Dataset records
━━━━━━━━━━━━━━━━━━━━━━━━━━━━━━

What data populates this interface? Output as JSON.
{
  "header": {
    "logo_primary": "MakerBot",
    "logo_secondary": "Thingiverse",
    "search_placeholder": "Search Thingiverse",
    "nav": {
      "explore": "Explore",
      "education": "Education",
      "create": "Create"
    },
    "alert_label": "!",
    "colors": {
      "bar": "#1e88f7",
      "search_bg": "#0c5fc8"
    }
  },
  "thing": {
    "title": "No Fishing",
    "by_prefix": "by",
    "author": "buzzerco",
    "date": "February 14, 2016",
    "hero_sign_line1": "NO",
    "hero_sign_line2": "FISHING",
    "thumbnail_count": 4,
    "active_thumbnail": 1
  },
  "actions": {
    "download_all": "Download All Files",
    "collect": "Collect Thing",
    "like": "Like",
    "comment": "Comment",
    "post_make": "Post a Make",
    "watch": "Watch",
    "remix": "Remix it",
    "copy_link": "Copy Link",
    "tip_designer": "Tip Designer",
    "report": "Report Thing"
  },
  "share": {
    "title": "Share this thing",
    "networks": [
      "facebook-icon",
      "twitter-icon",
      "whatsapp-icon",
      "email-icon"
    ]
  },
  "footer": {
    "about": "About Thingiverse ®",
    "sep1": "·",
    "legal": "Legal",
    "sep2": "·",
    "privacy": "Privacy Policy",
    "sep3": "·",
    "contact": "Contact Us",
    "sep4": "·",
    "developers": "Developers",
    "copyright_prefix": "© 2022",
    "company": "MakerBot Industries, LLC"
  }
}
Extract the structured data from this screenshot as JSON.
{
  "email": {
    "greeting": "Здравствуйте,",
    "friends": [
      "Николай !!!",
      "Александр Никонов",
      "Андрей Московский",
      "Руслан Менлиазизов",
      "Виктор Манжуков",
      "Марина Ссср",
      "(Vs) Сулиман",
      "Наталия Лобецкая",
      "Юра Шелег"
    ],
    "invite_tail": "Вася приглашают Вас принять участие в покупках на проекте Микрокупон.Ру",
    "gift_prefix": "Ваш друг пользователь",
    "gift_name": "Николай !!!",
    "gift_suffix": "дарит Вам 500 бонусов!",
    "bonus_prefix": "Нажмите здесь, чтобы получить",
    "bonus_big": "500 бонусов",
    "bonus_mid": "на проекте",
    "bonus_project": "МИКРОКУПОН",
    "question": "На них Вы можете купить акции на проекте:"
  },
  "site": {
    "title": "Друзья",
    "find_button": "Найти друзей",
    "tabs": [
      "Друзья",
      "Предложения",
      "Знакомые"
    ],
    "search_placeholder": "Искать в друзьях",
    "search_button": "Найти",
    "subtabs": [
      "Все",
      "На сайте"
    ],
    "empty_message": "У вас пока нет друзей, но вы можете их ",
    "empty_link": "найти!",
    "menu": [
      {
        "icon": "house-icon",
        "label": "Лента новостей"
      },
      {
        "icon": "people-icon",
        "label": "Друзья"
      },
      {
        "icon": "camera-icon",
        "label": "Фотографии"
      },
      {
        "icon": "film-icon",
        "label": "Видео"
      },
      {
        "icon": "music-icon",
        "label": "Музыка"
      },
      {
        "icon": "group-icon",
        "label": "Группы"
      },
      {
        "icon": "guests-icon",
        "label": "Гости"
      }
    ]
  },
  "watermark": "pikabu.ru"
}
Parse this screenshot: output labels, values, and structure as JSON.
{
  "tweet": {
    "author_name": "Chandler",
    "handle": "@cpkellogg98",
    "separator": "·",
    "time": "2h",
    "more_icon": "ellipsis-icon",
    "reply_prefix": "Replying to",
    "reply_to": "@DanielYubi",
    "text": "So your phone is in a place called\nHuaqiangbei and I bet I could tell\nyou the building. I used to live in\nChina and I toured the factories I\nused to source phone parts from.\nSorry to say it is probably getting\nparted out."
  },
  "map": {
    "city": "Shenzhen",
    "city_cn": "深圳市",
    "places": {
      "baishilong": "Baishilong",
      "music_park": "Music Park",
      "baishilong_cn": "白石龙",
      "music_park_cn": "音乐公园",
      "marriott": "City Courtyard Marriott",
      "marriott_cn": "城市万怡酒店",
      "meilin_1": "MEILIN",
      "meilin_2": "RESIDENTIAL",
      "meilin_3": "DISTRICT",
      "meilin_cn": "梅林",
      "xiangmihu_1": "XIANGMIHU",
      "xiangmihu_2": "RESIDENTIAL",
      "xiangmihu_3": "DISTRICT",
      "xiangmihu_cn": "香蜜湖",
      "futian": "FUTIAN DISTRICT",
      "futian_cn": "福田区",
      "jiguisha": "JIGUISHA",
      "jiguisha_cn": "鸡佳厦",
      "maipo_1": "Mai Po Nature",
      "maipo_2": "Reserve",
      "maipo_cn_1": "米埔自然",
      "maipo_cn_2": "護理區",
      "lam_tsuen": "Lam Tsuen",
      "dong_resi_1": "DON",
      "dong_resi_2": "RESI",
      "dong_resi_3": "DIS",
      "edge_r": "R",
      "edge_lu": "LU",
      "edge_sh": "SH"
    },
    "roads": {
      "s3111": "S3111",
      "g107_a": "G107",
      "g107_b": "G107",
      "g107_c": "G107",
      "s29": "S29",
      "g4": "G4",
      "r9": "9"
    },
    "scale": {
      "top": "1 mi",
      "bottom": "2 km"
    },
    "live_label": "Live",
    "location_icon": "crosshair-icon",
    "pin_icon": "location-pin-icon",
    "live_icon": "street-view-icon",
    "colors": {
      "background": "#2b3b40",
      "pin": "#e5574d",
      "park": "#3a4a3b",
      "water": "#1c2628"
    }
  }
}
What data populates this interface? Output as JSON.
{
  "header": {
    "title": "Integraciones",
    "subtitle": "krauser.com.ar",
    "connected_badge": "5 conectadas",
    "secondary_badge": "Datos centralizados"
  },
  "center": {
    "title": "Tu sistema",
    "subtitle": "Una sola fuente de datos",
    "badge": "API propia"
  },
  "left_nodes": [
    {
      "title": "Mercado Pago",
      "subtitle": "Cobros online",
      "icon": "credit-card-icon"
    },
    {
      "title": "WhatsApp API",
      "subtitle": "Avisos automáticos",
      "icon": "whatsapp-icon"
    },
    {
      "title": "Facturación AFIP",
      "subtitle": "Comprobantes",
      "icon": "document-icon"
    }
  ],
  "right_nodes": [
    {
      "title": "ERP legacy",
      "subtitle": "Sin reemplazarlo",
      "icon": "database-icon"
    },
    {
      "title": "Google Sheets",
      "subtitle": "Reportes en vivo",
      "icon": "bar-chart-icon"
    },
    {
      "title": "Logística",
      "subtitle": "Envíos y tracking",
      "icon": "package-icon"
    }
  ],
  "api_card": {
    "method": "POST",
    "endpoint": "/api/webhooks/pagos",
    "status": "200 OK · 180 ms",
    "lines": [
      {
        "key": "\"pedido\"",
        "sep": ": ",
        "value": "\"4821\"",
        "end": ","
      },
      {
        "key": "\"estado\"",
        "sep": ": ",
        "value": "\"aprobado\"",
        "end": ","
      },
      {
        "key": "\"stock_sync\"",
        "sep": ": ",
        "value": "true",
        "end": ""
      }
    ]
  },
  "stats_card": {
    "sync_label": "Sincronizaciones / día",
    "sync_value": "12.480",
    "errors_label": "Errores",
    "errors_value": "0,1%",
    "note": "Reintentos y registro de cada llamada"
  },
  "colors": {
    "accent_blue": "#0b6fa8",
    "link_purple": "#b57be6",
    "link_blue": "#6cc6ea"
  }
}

━━━━━━━━━━━━━━━━━━━━━━━━━━━━━━

▶ [WHAT YOU ARE ASKED TO DO]:
Write out every entry again exactly, please, with nothing missing.

▶ [RESPONSE TO THE TASK]:
What data populates this interface? Output as JSON.
{
  "header": {
    "logo_primary": "MakerBot",
    "logo_secondary": "Thingiverse",
    "search_placeholder": "Search Thingiverse",
    "nav": {
      "explore": "Explore",
      "education": "Education",
      "create": "Create"
    },
    "alert_label": "!",
    "colors": {
      "bar": "#1e88f7",
      "search_bg": "#0c5fc8"
    }
  },
  "thing": {
    "title": "No Fishing",
    "by_prefix": "by",
    "author": "buzzerco",
    "date": "February 14, 2016",
    "hero_sign_line1": "NO",
    "hero_sign_line2": "FISHING",
    "thumbnail_count": 4,
    "active_thumbnail": 1
  },
  "actions": {
    "download_all": "Download All Files",
    "collect": "Collect Thing",
    "like": "Like",
    "comment": "Comment",
    "post_make": "Post a Make",
    "watch": "Watch",
    "remix": "Remix it",
    "copy_link": "Copy Link",
    "tip_designer": "Tip Designer",
    "report": "Report Thing"
  },
  "share": {
    "title": "Share this thing",
    "networks": [
      "facebook-icon",
      "twitter-icon",
      "whatsapp-icon",
      "email-icon"
    ]
  },
  "footer": {
    "about": "About Thingiverse ®",
    "sep1": "·",
    "legal": "Legal",
    "sep2": "·",
    "privacy": "Privacy Policy",
    "sep3": "·",
    "contact": "Contact Us",
    "sep4": "·",
    "developers": "Developers",
    "copyright_prefix": "© 2022",
    "company": "MakerBot Industries, LLC"
  }
}
Extract the structured data from this screenshot as JSON.
{
  "email": {
    "greeting": "Здравствуйте,",
    "friends": [
      "Николай !!!",
      "Александр Никонов",
      "Андрей Московский",
      "Руслан Менлиазизов",
      "Виктор Манжуков",
      "Марина Ссср",
      "(Vs) Сулиман",
      "Наталия Лобецкая",
      "Юра Шелег"
    ],
    "invite_tail": "Вася приглашают Вас принять участие в покупках на проекте Микрокупон.Ру",
    "gift_prefix": "Ваш друг пользователь",
    "gift_name": "Николай !!!",
    "gift_suffix": "дарит Вам 500 бонусов!",
    "bonus_prefix": "Нажмите здесь, чтобы получить",
    "bonus_big": "500 бонусов",
    "bonus_mid": "на проекте",
    "bonus_project": "МИКРОКУПОН",
    "question": "На них Вы можете купить акции на проекте:"
  },
  "site": {
    "title": "Друзья",
    "find_button": "Найти друзей",
    "tabs": [
      "Друзья",
      "Предложения",
      "Знакомые"
    ],
    "search_placeholder": "Искать в друзьях",
    "search_button": "Найти",
    "subtabs": [
      "Все",
      "На сайте"
    ],
    "empty_message": "У вас пока нет друзей, но вы можете их ",
    "empty_link": "найти!",
    "menu": [
      {
        "icon": "house-icon",
        "label": "Лента новостей"
      },
      {
        "icon": "people-icon",
        "label": "Друзья"
      },
      {
        "icon": "camera-icon",
        "label": "Фотографии"
      },
      {
        "icon": "film-icon",
        "label": "Видео"
      },
      {
        "icon": "music-icon",
        "label": "Музыка"
      },
      {
        "icon": "group-icon",
        "label": "Группы"
      },
      {
        "icon": "guests-icon",
        "label": "Гости"
      }
    ]
  },
  "watermark": "pikabu.ru"
}
Parse this screenshot: output labels, values, and structure as JSON.
{
  "tweet": {
    "author_name": "Chandler",
    "handle": "@cpkellogg98",
    "separator": "·",
    "time": "2h",
    "more_icon": "ellipsis-icon",
    "reply_prefix": "Replying to",
    "reply_to": "@DanielYubi",
    "text": "So your phone is in a place called\nHuaqiangbei and I bet I could tell\nyou the building. I used to live in\nChina and I toured the factories I\nused to source phone parts from.\nSorry to say it is probably getting\nparted out."
  },
  "map": {
    "city": "Shenzhen",
    "city_cn": "深圳市",
    "places": {
      "baishilong": "Baishilong",
      "music_park": "Music Park",
      "baishilong_cn": "白石龙",
      "music_park_cn": "音乐公园",
      "marriott": "City Courtyard Marriott",
      "marriott_cn": "城市万怡酒店",
      "meilin_1": "MEILIN",
      "meilin_2": "RESIDENTIAL",
      "meilin_3": "DISTRICT",
      "meilin_cn": "梅林",
      "xiangmihu_1": "XIANGMIHU",
      "xiangmihu_2": "RESIDENTIAL",
      "xiangmihu_3": "DISTRICT",
      "xiangmihu_cn": "香蜜湖",
      "futian": "FUTIAN DISTRICT",
      "futian_cn": "福田区",
      "jiguisha": "JIGUISHA",
      "jiguisha_cn": "鸡佳厦",
      "maipo_1": "Mai Po Nature",
      "maipo_2": "Reserve",
      "maipo_cn_1": "米埔自然",
      "maipo_cn_2": "護理區",
      "lam_tsuen": "Lam Tsuen",
      "dong_resi_1": "DON",
      "dong_resi_2": "RESI",
      "dong_resi_3": "DIS",
      "edge_r": "R",
      "edge_lu": "LU",
      "edge_sh": "SH"
    },
    "roads": {
      "s3111": "S3111",
      "g107_a": "G107",
      "g107_b": "G107",
      "g107_c": "G107",
      "s29": "S29",
      "g4": "G4",
      "r9": "9"
    },
    "scale": {
      "top": "1 mi",
      "bottom": "2 km"
    },
    "live_label": "Live",
    "location_icon": "crosshair-icon",
    "pin_icon": "location-pin-icon",
    "live_icon": "street-view-icon",
    "colors": {
      "background": "#2b3b40",
      "pin": "#e5574d",
      "park": "#3a4a3b",
      "water": "#1c2628"
    }
  }
}
What data populates this interface? Output as JSON.
{
  "header": {
    "title": "Integraciones",
    "subtitle": "krauser.com.ar",
    "connected_badge": "5 conectadas",
    "secondary_badge": "Datos centralizados"
  },
  "center": {
    "title": "Tu sistema",
    "subtitle": "Una sola fuente de datos",
    "badge": "API propia"
  },
  "left_nodes": [
    {
      "title": "Mercado Pago",
      "subtitle": "Cobros online",
      "icon": "credit-card-icon"
    },
    {
      "title": "WhatsApp API",
      "subtitle": "Avisos automáticos",
      "icon": "whatsapp-icon"
    },
    {
      "title": "Facturación AFIP",
      "subtitle": "Comprobantes",
      "icon": "document-icon"
    }
  ],
  "right_nodes": [
    {
      "title": "ERP legacy",
      "subtitle": "Sin reemplazarlo",
      "icon": "database-icon"
    },
    {
      "title": "Google Sheets",
      "subtitle": "Reportes en vivo",
      "icon": "bar-chart-icon"
    },
    {
      "title": "Logística",
      "subtitle": "Envíos y tracking",
      "icon": "package-icon"
    }
  ],
  "api_card": {
    "method": "POST",
    "endpoint": "/api/webhooks/pagos",
    "status": "200 OK · 180 ms",
    "lines": [
      {
        "key": "\"pedido\"",
        "sep": ": ",
        "value": "\"4821\"",
        "end": ","
      },
      {
        "key": "\"estado\"",
        "sep": ": ",
        "value": "\"aprobado\"",
        "end": ","
      },
      {
        "key": "\"stock_sync\"",
        "sep": ": ",
        "value": "true",
        "end": ""
      }
    ]
  },
  "stats_card": {
    "sync_label": "Sincronizaciones / día",
    "sync_value": "12.480",
    "errors_label": "Errores",
    "errors_value": "0,1%",
    "note": "Reintentos y registro de cada llamada"
  },
  "colors": {
    "accent_blue": "#0b6fa8",
    "link_purple": "#b57be6",
    "link_blue": "#6cc6ea"
  }
}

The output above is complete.